About this task: Each entry below needs to be reproduced exactly as given.

Listed entries:
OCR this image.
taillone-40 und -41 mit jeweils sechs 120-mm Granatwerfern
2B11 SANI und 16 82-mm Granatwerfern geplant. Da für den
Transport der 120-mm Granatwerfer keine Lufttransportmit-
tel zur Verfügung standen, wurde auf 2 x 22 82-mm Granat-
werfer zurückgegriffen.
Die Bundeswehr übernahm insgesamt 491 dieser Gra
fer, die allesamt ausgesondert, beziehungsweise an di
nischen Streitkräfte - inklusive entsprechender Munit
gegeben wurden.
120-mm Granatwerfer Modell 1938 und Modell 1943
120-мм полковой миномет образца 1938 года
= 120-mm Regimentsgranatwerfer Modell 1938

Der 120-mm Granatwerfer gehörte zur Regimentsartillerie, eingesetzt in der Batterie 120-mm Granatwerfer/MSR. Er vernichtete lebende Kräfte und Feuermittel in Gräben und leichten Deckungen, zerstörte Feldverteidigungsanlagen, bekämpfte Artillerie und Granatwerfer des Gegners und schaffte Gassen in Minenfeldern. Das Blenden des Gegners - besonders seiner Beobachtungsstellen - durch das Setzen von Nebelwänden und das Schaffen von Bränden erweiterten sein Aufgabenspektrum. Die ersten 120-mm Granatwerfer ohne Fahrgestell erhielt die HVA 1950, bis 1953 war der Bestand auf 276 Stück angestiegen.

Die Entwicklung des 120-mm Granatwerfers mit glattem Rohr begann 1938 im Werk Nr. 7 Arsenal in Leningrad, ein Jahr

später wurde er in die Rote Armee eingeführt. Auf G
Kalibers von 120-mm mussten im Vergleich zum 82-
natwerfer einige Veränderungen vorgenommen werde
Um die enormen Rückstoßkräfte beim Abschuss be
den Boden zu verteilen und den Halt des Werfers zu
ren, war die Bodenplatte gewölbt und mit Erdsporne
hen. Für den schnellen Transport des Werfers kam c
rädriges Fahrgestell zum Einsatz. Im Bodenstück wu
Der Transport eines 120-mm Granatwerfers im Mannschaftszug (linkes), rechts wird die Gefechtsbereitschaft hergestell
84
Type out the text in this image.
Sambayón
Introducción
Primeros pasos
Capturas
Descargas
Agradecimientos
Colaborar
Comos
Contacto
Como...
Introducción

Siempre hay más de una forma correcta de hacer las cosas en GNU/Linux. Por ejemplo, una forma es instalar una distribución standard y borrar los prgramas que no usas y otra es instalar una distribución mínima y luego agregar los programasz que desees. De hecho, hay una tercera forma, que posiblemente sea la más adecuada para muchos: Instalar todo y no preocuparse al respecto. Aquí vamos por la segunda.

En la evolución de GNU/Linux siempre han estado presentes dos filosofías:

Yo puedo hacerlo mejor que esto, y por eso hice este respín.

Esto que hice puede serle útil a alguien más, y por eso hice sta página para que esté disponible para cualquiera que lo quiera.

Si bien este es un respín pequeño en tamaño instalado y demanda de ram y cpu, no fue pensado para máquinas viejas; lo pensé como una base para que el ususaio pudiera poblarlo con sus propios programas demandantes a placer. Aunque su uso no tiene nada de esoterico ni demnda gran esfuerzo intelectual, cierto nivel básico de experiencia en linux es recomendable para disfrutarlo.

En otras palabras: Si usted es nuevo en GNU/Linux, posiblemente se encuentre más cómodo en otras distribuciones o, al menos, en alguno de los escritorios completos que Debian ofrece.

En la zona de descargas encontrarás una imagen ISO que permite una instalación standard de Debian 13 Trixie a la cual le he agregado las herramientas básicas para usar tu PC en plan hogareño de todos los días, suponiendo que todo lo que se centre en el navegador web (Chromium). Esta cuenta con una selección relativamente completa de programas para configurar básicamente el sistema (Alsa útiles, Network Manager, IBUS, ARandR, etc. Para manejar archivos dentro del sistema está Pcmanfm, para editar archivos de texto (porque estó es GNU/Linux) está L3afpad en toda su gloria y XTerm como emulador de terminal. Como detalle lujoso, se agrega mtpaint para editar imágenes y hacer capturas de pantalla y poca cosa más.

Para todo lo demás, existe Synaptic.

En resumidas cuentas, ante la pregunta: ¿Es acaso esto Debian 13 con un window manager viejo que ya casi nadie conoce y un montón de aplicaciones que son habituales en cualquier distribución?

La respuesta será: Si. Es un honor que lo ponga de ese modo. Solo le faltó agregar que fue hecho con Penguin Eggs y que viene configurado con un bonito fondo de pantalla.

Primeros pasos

Exercise result:
OCR this image.
taillone-40 und -41 mit jeweils sechs 120-mm Granatwerfern
2B11 SANI und 16 82-mm Granatwerfern geplant. Da für den
Transport der 120-mm Granatwerfer keine Lufttransportmit-
tel zur Verfügung standen, wurde auf 2 x 22 82-mm Granat-
werfer zurückgegriffen.
Die Bundeswehr übernahm insgesamt 491 dieser Gra
fer, die allesamt ausgesondert, beziehungsweise an di
nischen Streitkräfte - inklusive entsprechender Munit
gegeben wurden.
120-mm Granatwerfer Modell 1938 und Modell 1943
120-мм полковой миномет образца 1938 года
= 120-mm Regimentsgranatwerfer Modell 1938

Der 120-mm Granatwerfer gehörte zur Regimentsartillerie, eingesetzt in der Batterie 120-mm Granatwerfer/MSR. Er vernichtete lebende Kräfte und Feuermittel in Gräben und leichten Deckungen, zerstörte Feldverteidigungsanlagen, bekämpfte Artillerie und Granatwerfer des Gegners und schaffte Gassen in Minenfeldern. Das Blenden des Gegners - besonders seiner Beobachtungsstellen - durch das Setzen von Nebelwänden und das Schaffen von Bränden erweiterten sein Aufgabenspektrum. Die ersten 120-mm Granatwerfer ohne Fahrgestell erhielt die HVA 1950, bis 1953 war der Bestand auf 276 Stück angestiegen.

Die Entwicklung des 120-mm Granatwerfers mit glattem Rohr begann 1938 im Werk Nr. 7 Arsenal in Leningrad, ein Jahr

später wurde er in die Rote Armee eingeführt. Auf G
Kalibers von 120-mm mussten im Vergleich zum 82-
natwerfer einige Veränderungen vorgenommen werde
Um die enormen Rückstoßkräfte beim Abschuss be
den Boden zu verteilen und den Halt des Werfers zu
ren, war die Bodenplatte gewölbt und mit Erdsporne
hen. Für den schnellen Transport des Werfers kam c
rädriges Fahrgestell zum Einsatz. Im Bodenstück wu
Der Transport eines 120-mm Granatwerfers im Mannschaftszug (linkes), rechts wird die Gefechtsbereitschaft hergestell
84
Type out the text in this image.
Sambayón
Introducción
Primeros pasos
Capturas
Descargas
Agradecimientos
Colaborar
Comos
Contacto
Como...
Introducción

Siempre hay más de una forma correcta de hacer las cosas en GNU/Linux. Por ejemplo, una forma es instalar una distribución standard y borrar los prgramas que no usas y otra es instalar una distribución mínima y luego agregar los programasz que desees. De hecho, hay una tercera forma, que posiblemente sea la más adecuada para muchos: Instalar todo y no preocuparse al respecto. Aquí vamos por la segunda.

En la evolución de GNU/Linux siempre han estado presentes dos filosofías:

Yo puedo hacerlo mejor que esto, y por eso hice este respín.

Esto que hice puede serle útil a alguien más, y por eso hice sta página para que esté disponible para cualquiera que lo quiera.

Si bien este es un respín pequeño en tamaño instalado y demanda de ram y cpu, no fue pensado para máquinas viejas; lo pensé como una base para que el ususaio pudiera poblarlo con sus propios programas demandantes a placer. Aunque su uso no tiene nada de esoterico ni demnda gran esfuerzo intelectual, cierto nivel básico de experiencia en linux es recomendable para disfrutarlo.

En otras palabras: Si usted es nuevo en GNU/Linux, posiblemente se encuentre más cómodo en otras distribuciones o, al menos, en alguno de los escritorios completos que Debian ofrece.

En la zona de descargas encontrarás una imagen ISO que permite una instalación standard de Debian 13 Trixie a la cual le he agregado las herramientas básicas para usar tu PC en plan hogareño de todos los días, suponiendo que todo lo que se centre en el navegador web (Chromium). Esta cuenta con una selección relativamente completa de programas para configurar básicamente el sistema (Alsa útiles, Network Manager, IBUS, ARandR, etc. Para manejar archivos dentro del sistema está Pcmanfm, para editar archivos de texto (porque estó es GNU/Linux) está L3afpad en toda su gloria y XTerm como emulador de terminal. Como detalle lujoso, se agrega mtpaint para editar imágenes y hacer capturas de pantalla y poca cosa más.

Para todo lo demás, existe Synaptic.

En resumidas cuentas, ante la pregunta: ¿Es acaso esto Debian 13 con un window manager viejo que ya casi nadie conoce y un montón de aplicaciones que son habituales en cualquier distribución?

La respuesta será: Si. Es un honor que lo ponga de ese modo. Solo le faltó agregar que fue hecho con Penguin Eggs y que viene configurado con un bonito fondo de pantalla.

Primeros pasos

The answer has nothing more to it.